SET EXERCISE: Pictures in the records should not be copied, but every other part must be repeated exactly.

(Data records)
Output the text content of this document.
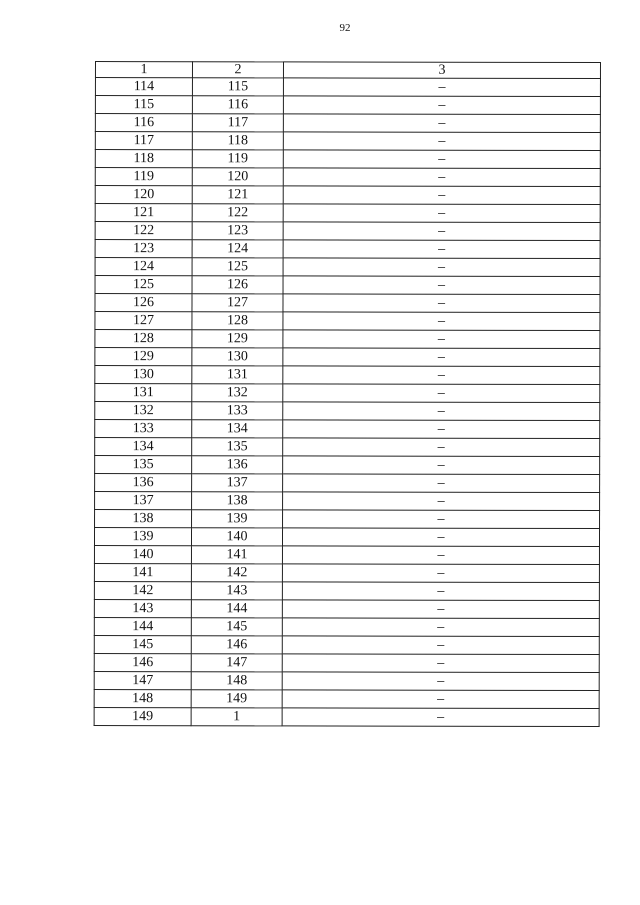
92
1	2	3
114	115	–
115	116	–
116	117	–
117	118	–
118	119	–
119	120	–
120	121	–
121	122	–
122	123	–
123	124	–
124	125	–
125	126	–
126	127	–
127	128	–
128	129	–
129	130	–
130	131	–
131	132	–
132	133	–
133	134	–
134	135	–
135	136	–
136	137	–
137	138	–
138	139	–
139	140	–
140	141	–
141	142	–
142	143	–
143	144	–
144	145	–
145	146	–
146	147	–
147	148	–
148	149	–
149	1	–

SOLUTION FOR THIS EXERCISE:
Output the text content of this document.
92
1	2	3
114	115	–
115	116	–
116	117	–
117	118	–
118	119	–
119	120	–
120	121	–
121	122	–
122	123	–
123	124	–
124	125	–
125	126	–
126	127	–
127	128	–
128	129	–
129	130	–
130	131	–
131	132	–
132	133	–
133	134	–
134	135	–
135	136	–
136	137	–
137	138	–
138	139	–
139	140	–
140	141	–
141	142	–
142	143	–
143	144	–
144	145	–
145	146	–
146	147	–
147	148	–
148	149	–
149	1	–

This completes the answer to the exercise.